Written task 1:
Echo the part of the representationalism abstract starting with "After establishing the" and going on through "whilst maintaining internalism.".
Written task 2:
Please rewrite the paragraph of the representationalism abstract that begins "After establishing the need" as a short list of its main points.
Written task 3:
Write the next part of the representationalism abstract, picking up after its final sentence.

Selected excerpt:
Abstract
Representationalism is a promising route to an intelligible and thoroughly naturalistconception of phenomenal experience. Unfortunately, the most thoroughly worked out
reductive representationalist accounts are externalist about phenomenal experience. There
are several criticisms of phenomenal externalism which rest upon the internalist intuition.
Here we develop this line of criticism and articulate a different problem with phenomenal
externalism: the unintelligibility of external determination. This new problem is harder for
the reductively minded representationalist to swallow, and places new constraints on the
kind of internalist account that would be satisfactory.
After establishing the need for a reductive and internalist representationalism we
turn to our positive project; providing an account of what it is to be a representation and an
account of content determination in a reductive manner, whilst maintaining internalism.

Given records:

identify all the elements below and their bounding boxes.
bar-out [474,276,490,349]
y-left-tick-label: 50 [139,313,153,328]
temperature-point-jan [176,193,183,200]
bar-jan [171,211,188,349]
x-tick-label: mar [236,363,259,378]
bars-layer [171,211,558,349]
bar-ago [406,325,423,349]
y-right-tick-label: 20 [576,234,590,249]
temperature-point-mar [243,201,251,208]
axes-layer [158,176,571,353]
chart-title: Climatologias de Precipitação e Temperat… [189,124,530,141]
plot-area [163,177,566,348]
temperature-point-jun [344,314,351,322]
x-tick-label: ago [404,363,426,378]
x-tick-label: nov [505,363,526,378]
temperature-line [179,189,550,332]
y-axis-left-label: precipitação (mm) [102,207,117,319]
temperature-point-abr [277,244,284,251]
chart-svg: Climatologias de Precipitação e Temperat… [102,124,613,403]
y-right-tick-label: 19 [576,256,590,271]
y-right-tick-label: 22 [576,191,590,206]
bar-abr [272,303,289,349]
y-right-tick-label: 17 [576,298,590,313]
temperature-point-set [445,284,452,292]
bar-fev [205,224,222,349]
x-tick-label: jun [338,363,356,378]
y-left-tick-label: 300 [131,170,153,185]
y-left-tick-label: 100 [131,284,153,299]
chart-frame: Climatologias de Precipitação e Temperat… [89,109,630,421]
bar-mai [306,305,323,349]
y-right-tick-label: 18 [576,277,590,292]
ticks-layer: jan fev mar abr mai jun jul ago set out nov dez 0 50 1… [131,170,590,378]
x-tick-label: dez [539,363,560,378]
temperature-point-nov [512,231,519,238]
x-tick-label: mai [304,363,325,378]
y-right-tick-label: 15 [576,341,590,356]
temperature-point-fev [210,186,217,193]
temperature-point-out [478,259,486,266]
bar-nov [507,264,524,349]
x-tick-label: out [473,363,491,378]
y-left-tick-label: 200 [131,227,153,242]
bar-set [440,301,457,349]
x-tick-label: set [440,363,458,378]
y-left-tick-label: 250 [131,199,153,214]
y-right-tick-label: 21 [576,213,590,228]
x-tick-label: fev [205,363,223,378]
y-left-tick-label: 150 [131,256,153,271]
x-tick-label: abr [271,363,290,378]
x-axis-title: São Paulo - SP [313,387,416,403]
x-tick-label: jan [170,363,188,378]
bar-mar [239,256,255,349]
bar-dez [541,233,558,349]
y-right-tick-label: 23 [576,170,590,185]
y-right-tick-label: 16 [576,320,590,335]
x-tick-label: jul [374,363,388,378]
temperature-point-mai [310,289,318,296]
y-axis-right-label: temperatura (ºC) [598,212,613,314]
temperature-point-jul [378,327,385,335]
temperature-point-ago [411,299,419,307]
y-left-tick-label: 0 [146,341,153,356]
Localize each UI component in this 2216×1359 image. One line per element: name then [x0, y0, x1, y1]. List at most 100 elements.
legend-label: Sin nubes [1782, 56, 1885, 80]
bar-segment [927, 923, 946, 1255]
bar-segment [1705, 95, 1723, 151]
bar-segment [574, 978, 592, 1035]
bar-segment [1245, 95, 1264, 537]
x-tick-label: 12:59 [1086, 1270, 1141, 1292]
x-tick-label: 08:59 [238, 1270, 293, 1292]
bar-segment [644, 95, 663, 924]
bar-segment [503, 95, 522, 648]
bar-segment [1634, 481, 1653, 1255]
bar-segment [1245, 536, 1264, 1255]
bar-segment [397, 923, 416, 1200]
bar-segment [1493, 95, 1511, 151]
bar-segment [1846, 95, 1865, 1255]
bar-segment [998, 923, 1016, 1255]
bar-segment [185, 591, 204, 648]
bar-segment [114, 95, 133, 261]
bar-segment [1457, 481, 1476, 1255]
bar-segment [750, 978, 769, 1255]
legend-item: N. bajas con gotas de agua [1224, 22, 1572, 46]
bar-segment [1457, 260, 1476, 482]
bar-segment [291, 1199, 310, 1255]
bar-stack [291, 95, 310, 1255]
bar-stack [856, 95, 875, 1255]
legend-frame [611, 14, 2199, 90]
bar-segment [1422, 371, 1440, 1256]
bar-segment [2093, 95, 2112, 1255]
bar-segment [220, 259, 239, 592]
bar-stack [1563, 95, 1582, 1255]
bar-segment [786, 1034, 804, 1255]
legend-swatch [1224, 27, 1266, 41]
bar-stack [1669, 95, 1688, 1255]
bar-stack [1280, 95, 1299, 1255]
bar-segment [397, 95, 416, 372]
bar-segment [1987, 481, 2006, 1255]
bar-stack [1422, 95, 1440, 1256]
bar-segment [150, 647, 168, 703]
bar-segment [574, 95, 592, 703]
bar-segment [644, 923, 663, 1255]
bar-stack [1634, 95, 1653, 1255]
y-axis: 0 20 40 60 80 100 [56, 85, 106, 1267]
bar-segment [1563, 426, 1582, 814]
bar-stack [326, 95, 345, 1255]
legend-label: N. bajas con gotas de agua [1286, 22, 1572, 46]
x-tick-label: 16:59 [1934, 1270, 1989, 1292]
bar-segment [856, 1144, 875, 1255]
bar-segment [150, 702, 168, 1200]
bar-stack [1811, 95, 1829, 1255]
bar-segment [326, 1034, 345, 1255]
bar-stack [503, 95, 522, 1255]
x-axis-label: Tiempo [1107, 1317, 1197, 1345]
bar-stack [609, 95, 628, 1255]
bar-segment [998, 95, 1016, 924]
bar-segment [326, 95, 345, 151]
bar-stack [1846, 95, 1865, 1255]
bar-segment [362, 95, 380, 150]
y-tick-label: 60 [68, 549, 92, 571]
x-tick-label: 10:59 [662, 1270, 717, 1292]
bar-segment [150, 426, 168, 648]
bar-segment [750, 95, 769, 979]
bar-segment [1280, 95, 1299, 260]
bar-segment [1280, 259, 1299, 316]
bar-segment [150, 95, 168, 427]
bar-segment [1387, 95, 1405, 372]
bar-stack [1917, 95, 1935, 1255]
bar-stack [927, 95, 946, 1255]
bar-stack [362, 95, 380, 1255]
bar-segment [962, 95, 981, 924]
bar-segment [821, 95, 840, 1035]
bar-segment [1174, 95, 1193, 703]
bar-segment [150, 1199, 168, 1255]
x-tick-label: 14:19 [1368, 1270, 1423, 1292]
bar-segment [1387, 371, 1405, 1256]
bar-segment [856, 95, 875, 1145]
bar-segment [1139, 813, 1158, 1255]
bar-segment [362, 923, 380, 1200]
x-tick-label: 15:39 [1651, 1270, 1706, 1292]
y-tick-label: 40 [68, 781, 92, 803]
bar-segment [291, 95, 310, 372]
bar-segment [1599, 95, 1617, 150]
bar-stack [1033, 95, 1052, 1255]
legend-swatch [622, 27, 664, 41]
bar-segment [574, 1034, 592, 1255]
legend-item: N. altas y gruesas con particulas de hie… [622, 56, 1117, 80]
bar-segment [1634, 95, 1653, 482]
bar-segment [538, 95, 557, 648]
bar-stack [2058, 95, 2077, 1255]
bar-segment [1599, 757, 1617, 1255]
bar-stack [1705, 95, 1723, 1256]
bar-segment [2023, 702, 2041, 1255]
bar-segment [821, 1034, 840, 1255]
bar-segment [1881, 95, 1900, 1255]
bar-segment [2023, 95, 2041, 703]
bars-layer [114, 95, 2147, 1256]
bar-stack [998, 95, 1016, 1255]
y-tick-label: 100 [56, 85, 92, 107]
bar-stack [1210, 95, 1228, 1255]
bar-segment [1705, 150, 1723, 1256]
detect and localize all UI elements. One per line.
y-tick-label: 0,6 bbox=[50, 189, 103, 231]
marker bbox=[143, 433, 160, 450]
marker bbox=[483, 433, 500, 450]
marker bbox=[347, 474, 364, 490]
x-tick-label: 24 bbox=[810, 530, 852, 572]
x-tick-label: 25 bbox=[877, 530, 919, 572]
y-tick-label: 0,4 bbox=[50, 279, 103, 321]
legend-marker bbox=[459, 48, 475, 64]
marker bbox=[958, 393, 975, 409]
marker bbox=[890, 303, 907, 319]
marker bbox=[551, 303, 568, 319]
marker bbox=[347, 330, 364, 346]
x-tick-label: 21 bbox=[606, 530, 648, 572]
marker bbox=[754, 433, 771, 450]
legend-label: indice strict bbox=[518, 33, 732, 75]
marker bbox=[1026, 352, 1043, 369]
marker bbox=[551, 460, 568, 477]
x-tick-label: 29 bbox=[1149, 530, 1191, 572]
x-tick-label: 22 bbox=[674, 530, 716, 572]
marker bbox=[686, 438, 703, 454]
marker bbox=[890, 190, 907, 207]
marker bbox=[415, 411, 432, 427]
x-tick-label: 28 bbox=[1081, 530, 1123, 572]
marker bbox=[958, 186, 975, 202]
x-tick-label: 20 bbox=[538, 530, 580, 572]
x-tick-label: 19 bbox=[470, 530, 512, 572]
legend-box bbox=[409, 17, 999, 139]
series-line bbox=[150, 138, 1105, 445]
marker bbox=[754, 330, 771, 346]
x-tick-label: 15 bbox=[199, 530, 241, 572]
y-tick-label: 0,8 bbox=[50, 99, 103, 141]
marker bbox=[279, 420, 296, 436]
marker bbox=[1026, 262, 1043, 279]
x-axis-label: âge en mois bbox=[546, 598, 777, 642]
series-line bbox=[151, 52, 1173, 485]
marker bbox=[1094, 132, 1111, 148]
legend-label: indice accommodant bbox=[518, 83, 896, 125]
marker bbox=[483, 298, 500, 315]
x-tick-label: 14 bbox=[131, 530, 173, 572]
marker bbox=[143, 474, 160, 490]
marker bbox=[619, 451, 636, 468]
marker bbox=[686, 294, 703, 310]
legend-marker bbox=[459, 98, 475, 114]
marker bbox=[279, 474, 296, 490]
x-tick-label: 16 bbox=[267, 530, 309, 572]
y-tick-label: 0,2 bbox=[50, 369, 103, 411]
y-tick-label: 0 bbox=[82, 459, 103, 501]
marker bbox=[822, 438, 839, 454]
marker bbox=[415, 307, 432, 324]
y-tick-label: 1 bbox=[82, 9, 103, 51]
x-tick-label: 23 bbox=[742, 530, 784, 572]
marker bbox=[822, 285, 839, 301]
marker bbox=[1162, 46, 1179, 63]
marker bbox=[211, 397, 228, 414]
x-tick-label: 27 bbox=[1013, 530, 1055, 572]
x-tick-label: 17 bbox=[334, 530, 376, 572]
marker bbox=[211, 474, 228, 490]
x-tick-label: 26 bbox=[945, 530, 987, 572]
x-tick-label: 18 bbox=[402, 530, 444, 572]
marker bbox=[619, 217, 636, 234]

Written response 1:
After establishing the need for a reductive and internalist representationalism we
turn to our positive project; providing an account of what it is to be a representation and an
account of content determination in a reductive manner, whilst maintaining internalism.

Written response 2:
- Once the need for a reductive and internalist representationalism is established, the authors turn to their positive project.
- The project gives an account of what it is to be a representation.
- It also gives an account of content determination.
- Both accounts are reductive while maintaining internalism.

Written response 3:
This account is a Russellian, projectivist representationalism, where representation is a
matter of being used as a representation and representational content is determined by the
properties of internal representational structures. One consequence of this position is
sensory property structuralism: the properties that we are aware of in sensory experience
are essentially structural and their nature exhausted by their relations to one another. Our
account is defended and compared with existing accounts that seek to achieve similar goals.
Finally we turn to something more speculative. We argue that the account proposed
here can be naturally extended to include mental content in general, providing a solution to
the content causation problem.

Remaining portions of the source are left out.